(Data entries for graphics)
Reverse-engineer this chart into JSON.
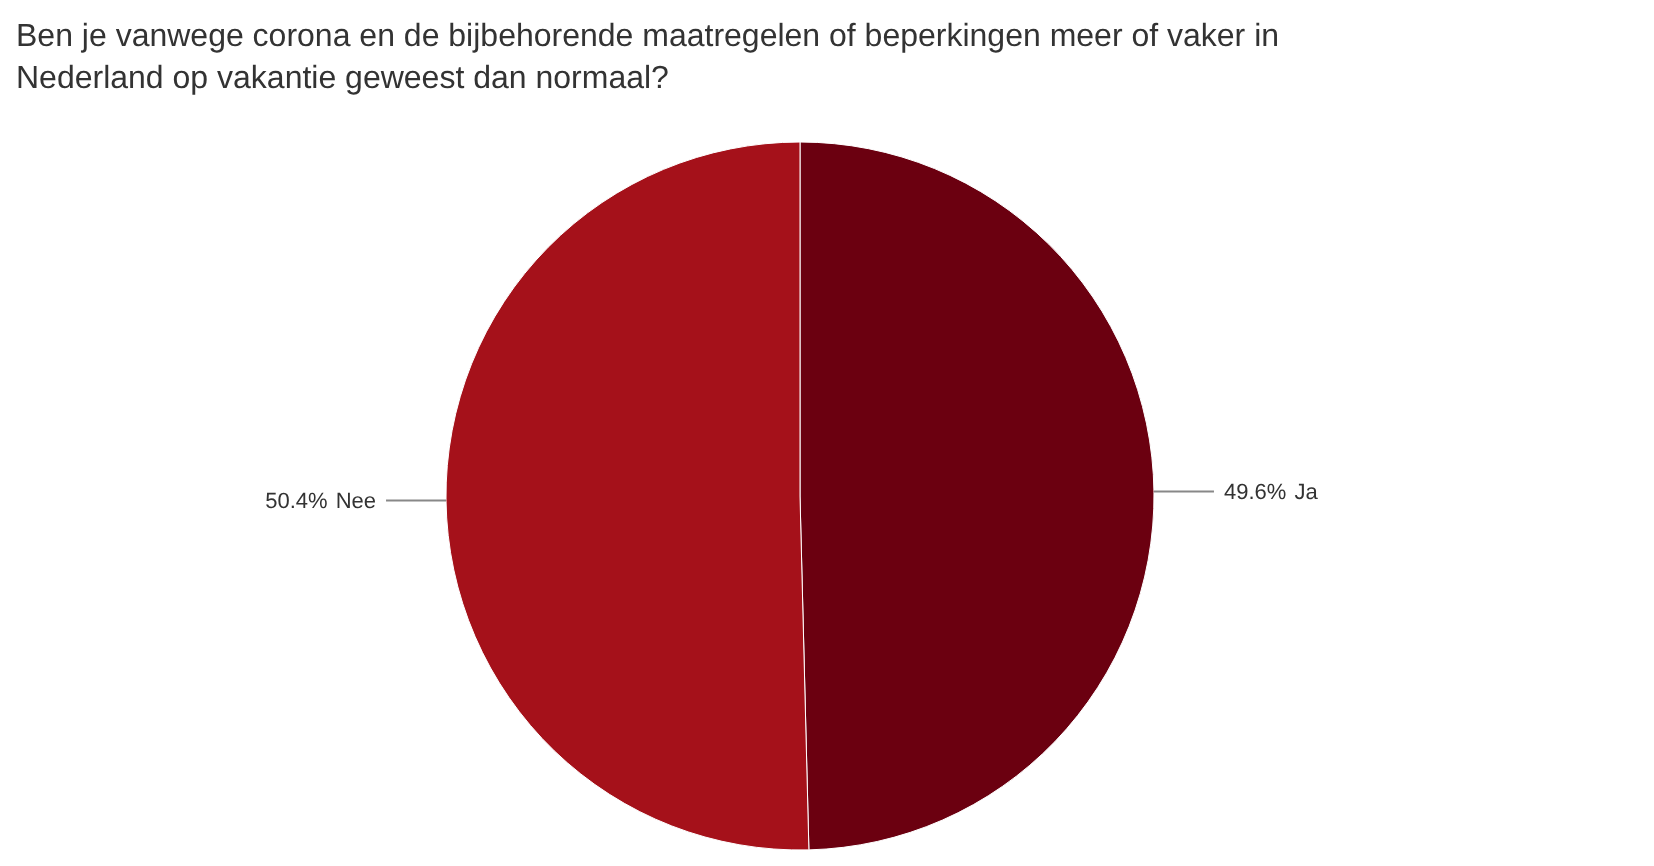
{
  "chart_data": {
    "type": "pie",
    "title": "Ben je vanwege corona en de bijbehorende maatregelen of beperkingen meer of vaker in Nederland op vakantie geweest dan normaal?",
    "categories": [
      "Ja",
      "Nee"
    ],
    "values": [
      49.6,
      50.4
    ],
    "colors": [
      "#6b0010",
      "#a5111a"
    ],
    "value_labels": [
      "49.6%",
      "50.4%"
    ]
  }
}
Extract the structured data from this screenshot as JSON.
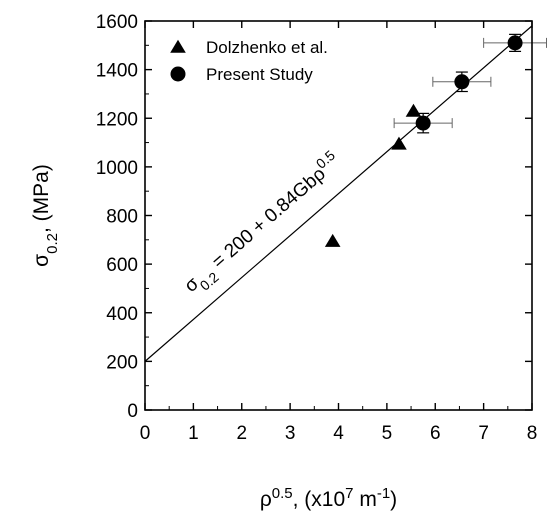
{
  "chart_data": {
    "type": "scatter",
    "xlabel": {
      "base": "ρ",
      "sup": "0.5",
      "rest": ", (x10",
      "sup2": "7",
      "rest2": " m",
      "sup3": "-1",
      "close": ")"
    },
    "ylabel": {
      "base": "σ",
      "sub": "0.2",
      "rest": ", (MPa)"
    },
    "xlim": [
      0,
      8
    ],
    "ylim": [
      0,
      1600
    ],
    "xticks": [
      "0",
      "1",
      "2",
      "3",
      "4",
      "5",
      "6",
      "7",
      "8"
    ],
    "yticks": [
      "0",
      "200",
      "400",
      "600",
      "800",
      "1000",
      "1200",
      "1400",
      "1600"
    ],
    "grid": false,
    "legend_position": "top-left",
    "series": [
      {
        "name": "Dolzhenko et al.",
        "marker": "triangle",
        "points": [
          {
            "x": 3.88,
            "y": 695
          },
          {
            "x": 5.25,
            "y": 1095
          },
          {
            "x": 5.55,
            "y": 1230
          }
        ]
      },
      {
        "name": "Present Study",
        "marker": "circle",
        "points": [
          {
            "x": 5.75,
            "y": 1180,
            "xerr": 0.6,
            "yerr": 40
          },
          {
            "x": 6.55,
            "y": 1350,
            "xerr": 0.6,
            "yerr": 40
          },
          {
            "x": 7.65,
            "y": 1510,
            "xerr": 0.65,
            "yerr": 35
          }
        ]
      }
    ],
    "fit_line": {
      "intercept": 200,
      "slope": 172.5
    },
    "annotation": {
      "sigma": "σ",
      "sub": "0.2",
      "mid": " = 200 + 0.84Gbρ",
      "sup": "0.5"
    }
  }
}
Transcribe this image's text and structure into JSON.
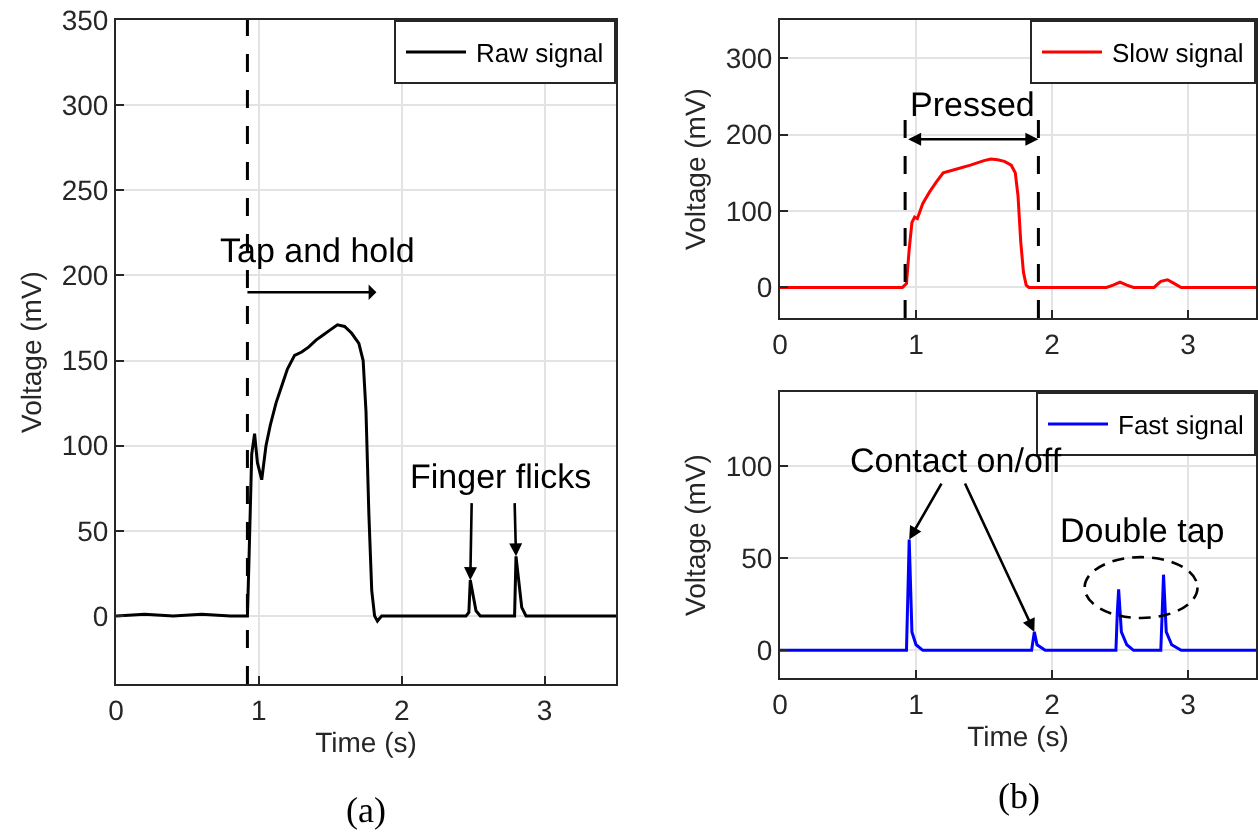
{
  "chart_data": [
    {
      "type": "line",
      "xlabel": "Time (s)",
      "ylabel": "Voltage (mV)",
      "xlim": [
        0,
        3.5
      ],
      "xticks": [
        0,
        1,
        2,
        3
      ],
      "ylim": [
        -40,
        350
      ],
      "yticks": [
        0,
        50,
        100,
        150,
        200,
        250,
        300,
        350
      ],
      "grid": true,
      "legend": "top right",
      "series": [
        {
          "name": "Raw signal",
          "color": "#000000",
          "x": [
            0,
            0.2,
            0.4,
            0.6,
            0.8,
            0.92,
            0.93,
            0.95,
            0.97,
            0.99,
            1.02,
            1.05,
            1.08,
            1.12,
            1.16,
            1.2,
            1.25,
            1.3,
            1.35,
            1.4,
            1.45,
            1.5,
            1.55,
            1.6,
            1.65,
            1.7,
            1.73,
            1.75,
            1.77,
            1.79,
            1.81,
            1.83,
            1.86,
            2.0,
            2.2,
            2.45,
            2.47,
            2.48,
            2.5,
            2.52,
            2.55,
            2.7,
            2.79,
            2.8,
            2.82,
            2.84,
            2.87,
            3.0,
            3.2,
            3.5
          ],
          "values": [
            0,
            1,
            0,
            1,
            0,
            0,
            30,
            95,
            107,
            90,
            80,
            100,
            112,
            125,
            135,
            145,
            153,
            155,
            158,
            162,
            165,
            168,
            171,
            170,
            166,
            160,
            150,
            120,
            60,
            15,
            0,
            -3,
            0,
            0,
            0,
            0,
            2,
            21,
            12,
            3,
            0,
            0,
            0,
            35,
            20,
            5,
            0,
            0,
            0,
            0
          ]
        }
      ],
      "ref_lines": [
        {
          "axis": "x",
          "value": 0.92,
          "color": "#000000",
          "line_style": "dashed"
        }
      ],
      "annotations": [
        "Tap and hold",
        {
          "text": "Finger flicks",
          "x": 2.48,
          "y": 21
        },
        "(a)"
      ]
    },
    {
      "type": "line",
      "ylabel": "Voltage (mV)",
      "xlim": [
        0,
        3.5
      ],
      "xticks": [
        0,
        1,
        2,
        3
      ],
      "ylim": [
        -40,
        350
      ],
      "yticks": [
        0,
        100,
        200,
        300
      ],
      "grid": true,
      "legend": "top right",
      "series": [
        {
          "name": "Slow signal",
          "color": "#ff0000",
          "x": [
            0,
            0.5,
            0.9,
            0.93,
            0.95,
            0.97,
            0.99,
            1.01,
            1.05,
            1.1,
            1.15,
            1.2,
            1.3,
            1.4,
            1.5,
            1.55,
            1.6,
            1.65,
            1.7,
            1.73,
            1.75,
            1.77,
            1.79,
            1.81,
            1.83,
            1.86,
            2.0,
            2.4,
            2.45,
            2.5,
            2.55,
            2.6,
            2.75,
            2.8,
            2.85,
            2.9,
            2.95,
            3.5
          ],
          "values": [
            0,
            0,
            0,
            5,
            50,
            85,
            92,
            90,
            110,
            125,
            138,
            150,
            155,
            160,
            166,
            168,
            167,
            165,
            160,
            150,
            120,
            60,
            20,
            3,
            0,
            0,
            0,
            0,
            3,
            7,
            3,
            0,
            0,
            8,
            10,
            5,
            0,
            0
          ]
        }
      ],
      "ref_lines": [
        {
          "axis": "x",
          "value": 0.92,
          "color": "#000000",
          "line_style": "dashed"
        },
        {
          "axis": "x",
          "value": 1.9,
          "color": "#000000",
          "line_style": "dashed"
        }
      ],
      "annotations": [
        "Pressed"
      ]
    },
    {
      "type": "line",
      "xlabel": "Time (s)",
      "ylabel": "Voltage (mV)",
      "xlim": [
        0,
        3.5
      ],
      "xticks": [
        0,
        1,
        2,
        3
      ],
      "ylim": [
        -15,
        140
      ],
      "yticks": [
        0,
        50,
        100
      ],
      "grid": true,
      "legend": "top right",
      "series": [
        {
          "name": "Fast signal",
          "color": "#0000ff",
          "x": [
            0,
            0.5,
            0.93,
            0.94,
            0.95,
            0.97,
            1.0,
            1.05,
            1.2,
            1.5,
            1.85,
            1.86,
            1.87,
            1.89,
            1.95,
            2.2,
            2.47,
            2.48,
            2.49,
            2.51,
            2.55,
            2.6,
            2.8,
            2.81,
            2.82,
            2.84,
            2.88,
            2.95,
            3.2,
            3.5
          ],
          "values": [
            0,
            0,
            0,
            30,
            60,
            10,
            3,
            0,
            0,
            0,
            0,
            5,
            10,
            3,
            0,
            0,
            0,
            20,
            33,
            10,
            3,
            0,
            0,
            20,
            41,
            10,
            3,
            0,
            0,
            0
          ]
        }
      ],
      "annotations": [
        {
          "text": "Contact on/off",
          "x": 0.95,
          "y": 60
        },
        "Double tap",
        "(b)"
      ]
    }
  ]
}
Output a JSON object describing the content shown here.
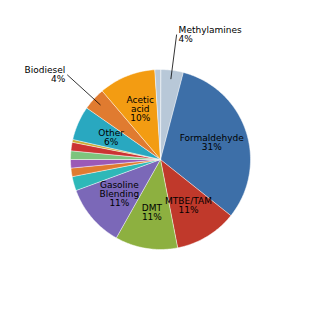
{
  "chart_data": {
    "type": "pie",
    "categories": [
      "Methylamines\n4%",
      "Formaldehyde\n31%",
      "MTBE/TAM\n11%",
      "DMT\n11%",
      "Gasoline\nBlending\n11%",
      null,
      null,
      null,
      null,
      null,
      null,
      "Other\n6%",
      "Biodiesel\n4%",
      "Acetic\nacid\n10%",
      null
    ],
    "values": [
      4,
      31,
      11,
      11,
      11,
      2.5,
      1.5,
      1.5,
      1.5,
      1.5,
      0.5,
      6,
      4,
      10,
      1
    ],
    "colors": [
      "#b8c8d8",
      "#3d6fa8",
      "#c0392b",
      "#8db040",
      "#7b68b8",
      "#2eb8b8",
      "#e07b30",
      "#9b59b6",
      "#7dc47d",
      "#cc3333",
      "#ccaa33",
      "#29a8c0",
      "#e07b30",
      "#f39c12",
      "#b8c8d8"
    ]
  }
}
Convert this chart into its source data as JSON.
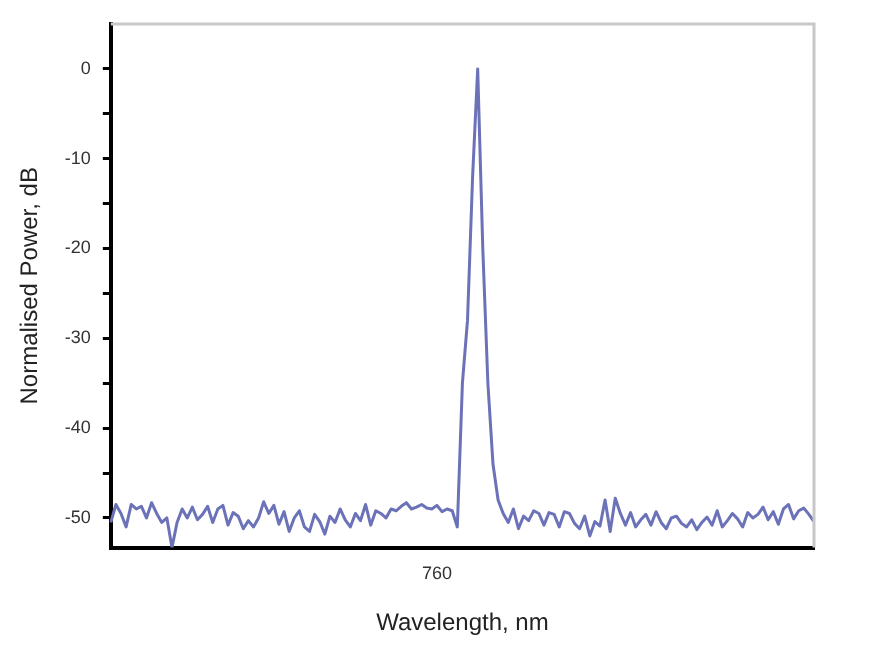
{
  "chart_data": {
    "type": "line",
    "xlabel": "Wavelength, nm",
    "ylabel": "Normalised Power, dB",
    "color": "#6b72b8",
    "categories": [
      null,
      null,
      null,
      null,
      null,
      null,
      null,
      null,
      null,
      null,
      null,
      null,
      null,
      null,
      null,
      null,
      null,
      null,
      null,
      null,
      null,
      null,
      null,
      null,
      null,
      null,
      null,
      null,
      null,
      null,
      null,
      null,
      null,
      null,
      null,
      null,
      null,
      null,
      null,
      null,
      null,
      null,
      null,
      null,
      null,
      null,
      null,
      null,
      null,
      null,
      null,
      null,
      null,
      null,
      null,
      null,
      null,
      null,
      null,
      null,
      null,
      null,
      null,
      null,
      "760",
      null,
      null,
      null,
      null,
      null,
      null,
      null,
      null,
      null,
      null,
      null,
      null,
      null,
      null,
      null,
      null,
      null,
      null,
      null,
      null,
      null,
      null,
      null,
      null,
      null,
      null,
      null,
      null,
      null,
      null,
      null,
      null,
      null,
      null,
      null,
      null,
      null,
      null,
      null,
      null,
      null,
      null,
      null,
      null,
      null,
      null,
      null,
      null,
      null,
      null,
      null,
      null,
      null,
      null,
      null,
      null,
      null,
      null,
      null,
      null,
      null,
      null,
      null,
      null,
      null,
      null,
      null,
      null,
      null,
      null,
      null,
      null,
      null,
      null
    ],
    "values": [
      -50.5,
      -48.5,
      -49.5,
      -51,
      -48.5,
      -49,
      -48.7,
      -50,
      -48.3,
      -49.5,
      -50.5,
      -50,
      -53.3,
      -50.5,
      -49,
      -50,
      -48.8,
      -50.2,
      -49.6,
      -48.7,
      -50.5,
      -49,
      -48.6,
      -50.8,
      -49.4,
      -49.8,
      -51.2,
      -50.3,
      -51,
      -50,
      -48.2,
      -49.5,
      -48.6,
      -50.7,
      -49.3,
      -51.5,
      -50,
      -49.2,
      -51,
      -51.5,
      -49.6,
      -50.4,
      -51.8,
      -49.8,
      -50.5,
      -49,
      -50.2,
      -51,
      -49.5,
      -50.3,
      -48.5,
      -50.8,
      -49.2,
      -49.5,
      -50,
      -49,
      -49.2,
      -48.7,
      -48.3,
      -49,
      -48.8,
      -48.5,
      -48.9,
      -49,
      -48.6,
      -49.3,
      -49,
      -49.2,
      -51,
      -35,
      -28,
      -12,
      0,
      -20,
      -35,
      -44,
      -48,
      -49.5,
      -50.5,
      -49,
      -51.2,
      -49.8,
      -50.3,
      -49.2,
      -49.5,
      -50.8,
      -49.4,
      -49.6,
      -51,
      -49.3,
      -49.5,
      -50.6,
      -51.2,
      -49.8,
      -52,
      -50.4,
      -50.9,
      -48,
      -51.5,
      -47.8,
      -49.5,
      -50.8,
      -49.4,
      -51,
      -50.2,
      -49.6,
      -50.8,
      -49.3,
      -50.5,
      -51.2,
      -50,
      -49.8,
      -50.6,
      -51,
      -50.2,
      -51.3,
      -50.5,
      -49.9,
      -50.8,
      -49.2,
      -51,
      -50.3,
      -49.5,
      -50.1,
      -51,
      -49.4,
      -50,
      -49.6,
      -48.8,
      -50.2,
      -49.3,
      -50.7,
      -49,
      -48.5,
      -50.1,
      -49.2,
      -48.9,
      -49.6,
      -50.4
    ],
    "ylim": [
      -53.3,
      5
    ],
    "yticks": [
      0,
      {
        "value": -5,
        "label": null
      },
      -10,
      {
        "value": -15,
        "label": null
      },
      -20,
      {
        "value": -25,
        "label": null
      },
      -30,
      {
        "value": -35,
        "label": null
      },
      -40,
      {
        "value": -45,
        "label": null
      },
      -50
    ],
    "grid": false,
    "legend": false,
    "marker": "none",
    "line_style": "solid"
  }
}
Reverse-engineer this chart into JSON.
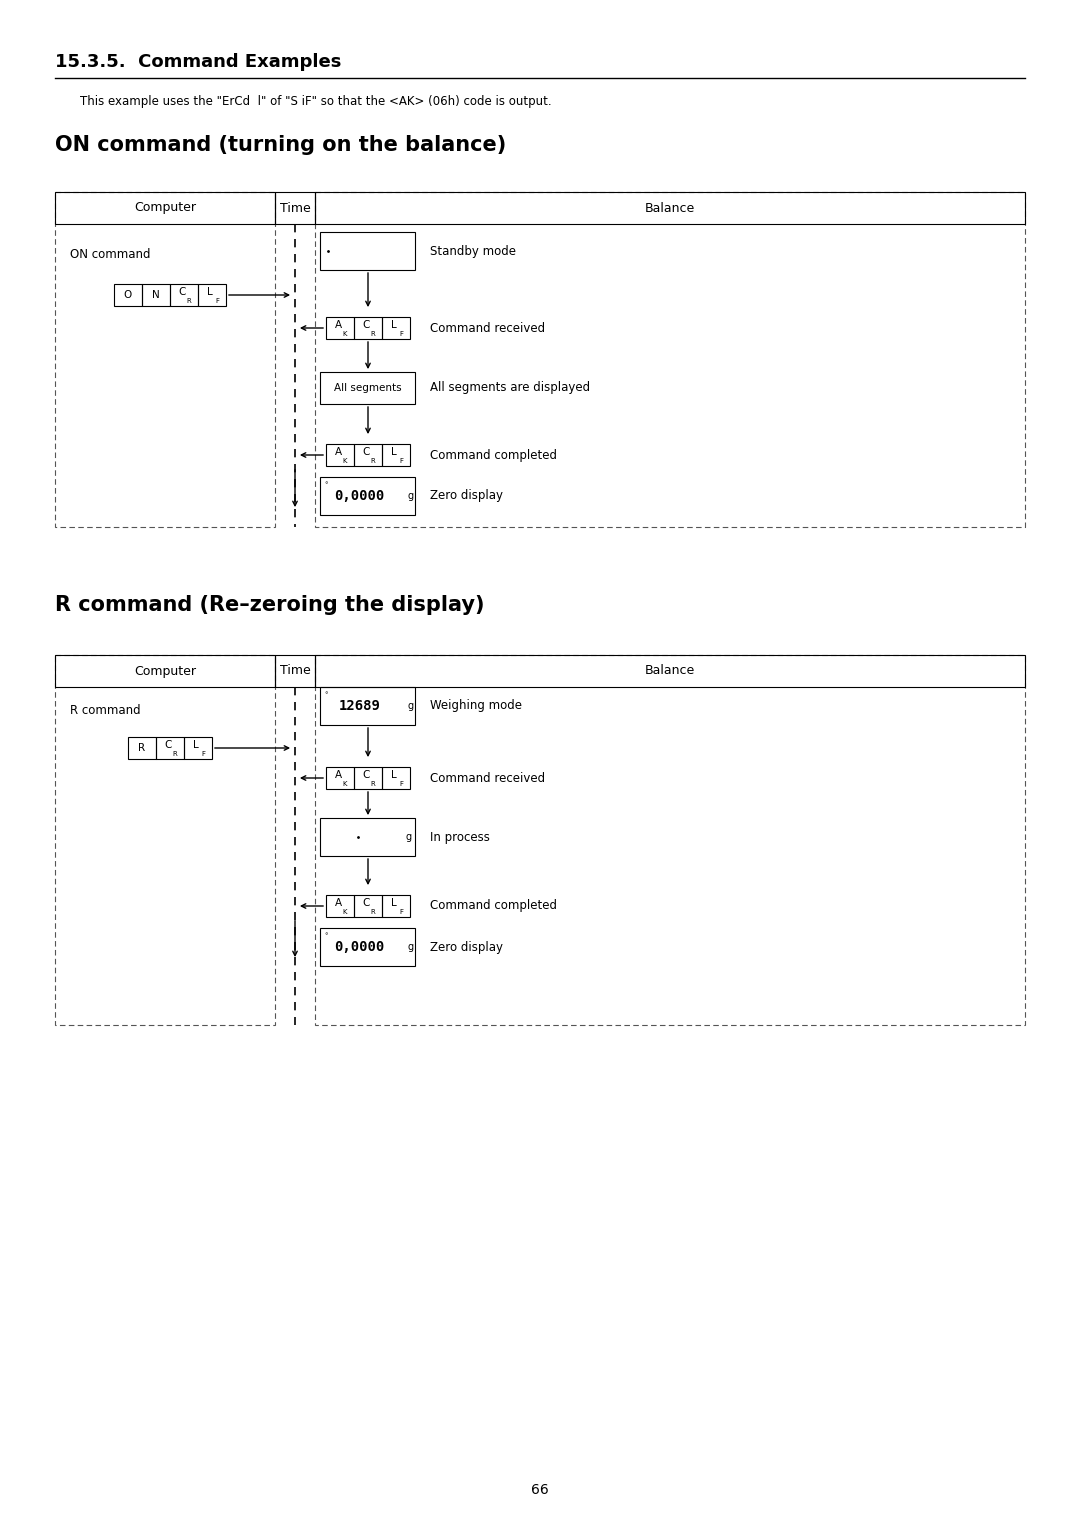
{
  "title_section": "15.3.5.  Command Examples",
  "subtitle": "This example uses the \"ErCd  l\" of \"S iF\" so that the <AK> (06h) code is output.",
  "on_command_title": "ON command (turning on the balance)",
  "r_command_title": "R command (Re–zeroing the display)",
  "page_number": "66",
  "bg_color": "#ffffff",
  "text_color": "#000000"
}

## Instruction
Count the lines in the records above that contain the word "JSON", and give only the number.

## Exercise result
6